# SHORT TASK:
Identify each line below containing the string "color" and copy it.
>> begin
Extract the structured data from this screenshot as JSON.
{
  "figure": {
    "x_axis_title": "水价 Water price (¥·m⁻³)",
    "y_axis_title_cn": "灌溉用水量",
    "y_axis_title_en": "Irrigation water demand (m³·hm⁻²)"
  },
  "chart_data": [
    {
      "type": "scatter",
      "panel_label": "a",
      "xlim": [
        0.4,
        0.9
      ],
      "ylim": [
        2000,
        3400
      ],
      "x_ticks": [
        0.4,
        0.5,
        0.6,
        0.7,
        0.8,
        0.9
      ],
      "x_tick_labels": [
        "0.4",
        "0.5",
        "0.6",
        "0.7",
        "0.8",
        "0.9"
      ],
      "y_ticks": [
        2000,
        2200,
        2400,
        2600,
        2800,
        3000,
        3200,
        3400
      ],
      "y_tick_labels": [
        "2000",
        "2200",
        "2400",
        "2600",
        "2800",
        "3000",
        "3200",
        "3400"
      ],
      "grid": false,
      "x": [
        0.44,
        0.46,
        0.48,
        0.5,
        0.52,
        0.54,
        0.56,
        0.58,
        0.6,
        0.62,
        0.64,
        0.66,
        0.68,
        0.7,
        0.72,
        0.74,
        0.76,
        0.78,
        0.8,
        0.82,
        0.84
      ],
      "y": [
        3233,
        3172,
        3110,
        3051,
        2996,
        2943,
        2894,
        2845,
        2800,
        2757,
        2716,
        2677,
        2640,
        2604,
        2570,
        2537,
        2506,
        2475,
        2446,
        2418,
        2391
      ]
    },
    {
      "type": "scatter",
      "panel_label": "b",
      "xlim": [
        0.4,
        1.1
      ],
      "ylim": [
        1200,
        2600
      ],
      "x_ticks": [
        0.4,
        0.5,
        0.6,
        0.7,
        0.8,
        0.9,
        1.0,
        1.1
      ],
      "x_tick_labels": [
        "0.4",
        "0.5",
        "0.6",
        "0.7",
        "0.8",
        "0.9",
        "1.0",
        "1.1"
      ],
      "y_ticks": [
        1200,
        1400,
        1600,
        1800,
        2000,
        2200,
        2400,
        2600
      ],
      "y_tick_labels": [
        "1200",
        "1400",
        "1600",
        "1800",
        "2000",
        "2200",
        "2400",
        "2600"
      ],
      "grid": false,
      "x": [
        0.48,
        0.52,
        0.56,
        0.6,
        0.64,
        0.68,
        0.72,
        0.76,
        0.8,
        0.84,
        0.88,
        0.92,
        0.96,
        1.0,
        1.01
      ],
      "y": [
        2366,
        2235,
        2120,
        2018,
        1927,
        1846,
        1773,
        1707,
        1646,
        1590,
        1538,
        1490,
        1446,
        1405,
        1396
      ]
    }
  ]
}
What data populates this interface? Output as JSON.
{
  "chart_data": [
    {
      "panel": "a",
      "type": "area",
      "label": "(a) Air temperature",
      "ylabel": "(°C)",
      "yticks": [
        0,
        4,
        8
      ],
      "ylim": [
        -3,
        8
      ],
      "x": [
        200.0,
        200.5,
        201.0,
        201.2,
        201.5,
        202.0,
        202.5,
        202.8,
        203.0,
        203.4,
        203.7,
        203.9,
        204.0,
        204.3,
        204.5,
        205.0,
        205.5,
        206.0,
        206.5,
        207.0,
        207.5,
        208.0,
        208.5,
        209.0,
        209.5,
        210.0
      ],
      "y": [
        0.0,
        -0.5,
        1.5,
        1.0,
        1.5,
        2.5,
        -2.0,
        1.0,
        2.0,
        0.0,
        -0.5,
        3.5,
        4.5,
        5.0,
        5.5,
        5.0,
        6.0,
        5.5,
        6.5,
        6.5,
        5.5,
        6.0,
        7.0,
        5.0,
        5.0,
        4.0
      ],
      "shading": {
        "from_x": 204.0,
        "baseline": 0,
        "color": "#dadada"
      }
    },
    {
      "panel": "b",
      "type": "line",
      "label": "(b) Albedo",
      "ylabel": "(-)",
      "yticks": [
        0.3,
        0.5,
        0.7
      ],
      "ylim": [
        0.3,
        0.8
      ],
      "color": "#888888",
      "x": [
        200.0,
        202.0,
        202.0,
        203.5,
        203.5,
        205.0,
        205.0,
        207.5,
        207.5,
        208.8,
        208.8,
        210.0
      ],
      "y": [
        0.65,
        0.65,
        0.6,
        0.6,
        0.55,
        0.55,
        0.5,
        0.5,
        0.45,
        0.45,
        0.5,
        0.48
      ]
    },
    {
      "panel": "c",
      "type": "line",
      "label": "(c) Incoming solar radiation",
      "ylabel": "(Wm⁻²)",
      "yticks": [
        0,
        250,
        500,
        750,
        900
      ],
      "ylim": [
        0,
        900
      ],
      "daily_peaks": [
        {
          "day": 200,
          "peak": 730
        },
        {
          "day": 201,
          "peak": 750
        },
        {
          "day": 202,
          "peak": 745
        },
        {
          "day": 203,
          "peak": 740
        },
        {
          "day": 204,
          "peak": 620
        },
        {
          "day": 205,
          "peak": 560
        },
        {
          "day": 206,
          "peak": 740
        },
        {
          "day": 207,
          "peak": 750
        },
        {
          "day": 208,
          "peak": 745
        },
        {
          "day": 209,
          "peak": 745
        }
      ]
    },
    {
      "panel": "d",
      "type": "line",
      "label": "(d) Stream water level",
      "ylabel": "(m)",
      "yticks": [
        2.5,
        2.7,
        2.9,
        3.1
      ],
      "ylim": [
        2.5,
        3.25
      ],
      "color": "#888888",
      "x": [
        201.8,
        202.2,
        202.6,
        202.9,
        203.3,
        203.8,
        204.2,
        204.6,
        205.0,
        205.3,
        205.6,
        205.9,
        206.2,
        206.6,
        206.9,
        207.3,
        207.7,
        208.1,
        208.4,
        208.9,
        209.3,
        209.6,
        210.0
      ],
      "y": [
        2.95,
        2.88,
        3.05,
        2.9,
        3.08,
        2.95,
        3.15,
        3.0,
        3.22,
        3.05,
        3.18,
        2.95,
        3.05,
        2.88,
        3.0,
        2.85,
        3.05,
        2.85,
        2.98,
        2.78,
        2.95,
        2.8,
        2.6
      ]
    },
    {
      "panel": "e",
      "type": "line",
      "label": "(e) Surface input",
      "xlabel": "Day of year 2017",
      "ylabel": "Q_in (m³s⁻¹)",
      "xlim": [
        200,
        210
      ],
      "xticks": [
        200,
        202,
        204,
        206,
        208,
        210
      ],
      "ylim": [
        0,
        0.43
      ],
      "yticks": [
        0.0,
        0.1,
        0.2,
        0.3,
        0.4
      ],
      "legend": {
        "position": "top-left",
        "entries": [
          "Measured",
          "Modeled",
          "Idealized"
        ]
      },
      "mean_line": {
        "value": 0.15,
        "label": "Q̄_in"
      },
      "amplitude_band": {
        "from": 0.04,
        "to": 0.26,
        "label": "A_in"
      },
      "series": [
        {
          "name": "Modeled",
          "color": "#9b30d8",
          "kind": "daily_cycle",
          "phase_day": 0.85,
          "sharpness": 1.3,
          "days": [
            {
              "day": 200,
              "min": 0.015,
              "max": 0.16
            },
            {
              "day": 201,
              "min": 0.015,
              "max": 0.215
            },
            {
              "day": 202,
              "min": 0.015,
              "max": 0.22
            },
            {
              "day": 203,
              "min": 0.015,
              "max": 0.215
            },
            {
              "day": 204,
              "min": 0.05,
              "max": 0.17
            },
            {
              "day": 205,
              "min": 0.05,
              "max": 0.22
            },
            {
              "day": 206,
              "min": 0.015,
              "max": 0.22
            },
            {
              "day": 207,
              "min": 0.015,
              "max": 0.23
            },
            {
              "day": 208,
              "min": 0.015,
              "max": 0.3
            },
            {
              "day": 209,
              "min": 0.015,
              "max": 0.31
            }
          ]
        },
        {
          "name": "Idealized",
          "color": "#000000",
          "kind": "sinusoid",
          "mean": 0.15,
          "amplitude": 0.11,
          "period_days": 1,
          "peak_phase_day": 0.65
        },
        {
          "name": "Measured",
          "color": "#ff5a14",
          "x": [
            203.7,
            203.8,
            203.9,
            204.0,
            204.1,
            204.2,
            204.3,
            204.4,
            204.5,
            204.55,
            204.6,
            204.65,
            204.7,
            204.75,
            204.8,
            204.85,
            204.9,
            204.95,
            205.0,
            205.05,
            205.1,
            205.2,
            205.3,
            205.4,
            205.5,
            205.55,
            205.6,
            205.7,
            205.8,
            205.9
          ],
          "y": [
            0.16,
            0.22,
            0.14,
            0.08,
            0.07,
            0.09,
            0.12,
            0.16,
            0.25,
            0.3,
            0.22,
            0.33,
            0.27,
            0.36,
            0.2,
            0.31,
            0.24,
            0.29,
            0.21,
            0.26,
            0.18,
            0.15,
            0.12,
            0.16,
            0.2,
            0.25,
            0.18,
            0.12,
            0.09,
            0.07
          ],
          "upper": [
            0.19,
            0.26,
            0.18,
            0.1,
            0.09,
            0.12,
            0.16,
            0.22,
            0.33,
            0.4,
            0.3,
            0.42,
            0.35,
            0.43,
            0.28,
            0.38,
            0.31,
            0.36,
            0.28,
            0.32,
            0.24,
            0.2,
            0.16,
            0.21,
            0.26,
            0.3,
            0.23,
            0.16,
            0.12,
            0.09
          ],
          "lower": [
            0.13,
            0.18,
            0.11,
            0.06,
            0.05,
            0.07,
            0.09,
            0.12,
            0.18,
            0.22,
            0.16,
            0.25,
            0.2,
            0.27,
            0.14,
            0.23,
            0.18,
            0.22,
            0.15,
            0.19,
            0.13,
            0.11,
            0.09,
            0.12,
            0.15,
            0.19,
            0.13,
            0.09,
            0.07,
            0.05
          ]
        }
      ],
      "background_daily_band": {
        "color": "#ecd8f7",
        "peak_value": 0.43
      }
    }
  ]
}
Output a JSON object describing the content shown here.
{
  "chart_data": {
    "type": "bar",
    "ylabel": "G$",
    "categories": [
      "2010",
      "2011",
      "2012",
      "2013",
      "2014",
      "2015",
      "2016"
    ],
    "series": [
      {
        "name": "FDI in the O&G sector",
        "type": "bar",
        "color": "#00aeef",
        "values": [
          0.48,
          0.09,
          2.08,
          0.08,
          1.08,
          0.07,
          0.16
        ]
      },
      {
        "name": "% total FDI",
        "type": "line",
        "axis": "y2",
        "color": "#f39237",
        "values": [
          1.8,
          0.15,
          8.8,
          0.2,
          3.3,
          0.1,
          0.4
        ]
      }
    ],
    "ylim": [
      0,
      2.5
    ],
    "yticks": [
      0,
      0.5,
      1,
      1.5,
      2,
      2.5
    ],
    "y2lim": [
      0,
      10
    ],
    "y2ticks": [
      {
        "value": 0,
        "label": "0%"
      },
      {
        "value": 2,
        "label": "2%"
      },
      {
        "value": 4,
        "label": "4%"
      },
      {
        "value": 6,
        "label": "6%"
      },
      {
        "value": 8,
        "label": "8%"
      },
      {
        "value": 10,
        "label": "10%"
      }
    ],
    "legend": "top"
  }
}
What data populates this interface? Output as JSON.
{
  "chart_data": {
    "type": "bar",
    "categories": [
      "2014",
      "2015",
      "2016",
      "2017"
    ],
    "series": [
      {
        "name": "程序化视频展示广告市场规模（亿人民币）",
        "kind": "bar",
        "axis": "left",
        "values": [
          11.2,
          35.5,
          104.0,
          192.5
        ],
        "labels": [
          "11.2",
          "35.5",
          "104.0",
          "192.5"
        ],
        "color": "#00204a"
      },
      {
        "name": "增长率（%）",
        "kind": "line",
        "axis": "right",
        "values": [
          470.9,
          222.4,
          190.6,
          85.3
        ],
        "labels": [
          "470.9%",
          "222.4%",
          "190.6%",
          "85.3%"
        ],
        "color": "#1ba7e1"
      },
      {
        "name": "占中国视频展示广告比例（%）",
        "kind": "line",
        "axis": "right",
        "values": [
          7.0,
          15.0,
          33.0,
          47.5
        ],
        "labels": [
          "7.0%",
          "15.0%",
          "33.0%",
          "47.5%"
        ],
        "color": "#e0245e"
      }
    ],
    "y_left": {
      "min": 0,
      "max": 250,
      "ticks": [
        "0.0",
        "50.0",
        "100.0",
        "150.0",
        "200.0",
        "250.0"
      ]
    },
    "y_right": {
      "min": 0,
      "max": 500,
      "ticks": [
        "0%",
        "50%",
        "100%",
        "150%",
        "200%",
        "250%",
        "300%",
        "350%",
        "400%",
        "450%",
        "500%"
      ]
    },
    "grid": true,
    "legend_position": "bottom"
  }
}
>> end
# FINAL RESULT:
        "color": "#dadada"
      "color": "#888888",
      "color": "#888888",
          "color": "#9b30d8",
          "color": "#000000",
          "color": "#ff5a14",
        "color": "#ecd8f7",
        "color": "#00aeef",
        "color": "#f39237",
        "color": "#00204a"
        "color": "#1ba7e1"
        "color": "#e0245e"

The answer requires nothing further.